[start of Data to process]

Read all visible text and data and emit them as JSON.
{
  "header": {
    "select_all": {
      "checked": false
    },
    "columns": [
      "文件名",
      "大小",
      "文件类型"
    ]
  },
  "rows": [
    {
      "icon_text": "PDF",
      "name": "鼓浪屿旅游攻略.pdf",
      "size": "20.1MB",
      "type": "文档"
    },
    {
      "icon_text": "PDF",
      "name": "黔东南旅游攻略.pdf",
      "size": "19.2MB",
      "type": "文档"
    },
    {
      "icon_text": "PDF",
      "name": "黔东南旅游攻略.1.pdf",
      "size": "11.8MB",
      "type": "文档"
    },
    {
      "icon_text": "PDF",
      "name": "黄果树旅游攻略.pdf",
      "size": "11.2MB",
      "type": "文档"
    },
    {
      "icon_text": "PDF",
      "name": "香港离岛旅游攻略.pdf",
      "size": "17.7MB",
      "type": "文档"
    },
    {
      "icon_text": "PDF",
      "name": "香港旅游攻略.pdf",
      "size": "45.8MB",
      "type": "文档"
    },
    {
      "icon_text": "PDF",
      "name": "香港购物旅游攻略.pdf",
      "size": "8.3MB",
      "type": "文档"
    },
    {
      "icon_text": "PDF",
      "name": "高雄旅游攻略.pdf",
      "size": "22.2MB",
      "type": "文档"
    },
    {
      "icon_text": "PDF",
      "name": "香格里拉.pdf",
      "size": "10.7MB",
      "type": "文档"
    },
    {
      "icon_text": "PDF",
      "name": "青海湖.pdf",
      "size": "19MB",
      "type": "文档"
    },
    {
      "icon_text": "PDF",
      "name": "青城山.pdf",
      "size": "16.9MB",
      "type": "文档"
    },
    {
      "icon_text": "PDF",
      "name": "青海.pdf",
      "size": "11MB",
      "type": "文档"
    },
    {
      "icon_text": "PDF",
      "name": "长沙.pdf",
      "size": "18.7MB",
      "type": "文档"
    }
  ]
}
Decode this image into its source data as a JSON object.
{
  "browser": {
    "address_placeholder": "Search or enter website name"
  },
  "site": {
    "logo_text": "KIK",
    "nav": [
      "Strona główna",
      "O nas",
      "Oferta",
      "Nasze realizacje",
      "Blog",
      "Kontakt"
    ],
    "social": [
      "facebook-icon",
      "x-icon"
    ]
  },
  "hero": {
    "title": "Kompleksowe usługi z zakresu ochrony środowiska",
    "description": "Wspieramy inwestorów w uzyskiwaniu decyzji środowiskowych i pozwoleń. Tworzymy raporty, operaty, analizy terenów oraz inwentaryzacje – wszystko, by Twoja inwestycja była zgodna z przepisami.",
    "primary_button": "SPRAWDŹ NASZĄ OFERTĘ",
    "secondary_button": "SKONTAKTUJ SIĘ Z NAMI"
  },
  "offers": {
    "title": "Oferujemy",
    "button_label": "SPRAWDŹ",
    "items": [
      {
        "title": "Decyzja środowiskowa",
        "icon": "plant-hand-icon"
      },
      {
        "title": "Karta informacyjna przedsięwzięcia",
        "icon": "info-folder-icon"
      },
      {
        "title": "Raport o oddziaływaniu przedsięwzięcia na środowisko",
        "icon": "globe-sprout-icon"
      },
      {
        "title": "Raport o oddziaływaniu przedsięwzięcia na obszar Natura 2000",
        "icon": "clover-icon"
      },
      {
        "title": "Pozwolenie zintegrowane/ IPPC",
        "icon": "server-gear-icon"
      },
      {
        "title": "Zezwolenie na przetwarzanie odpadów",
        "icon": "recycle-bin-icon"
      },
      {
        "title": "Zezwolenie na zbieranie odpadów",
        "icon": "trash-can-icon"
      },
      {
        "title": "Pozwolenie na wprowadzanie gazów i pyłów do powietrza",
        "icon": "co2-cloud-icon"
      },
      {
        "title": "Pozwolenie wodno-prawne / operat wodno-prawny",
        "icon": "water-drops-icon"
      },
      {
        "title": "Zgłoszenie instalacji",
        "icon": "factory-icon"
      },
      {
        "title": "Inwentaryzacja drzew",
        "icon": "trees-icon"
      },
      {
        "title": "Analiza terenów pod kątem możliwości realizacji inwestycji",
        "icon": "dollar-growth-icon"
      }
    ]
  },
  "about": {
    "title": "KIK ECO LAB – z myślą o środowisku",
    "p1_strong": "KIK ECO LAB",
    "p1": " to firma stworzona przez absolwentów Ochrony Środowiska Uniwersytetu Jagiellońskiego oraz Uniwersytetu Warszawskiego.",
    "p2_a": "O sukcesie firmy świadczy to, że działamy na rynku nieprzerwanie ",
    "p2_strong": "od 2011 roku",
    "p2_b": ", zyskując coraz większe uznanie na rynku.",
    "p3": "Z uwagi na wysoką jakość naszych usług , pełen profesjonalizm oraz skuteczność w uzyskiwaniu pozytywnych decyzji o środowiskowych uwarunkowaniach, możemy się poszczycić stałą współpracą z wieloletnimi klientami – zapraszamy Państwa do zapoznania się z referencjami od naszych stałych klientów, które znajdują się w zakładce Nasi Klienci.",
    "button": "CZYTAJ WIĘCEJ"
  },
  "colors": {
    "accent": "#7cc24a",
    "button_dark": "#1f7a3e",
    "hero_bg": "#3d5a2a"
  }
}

[end of Data to process]

Count the lines in the records above that hold the word "JSON", and give only that number.

2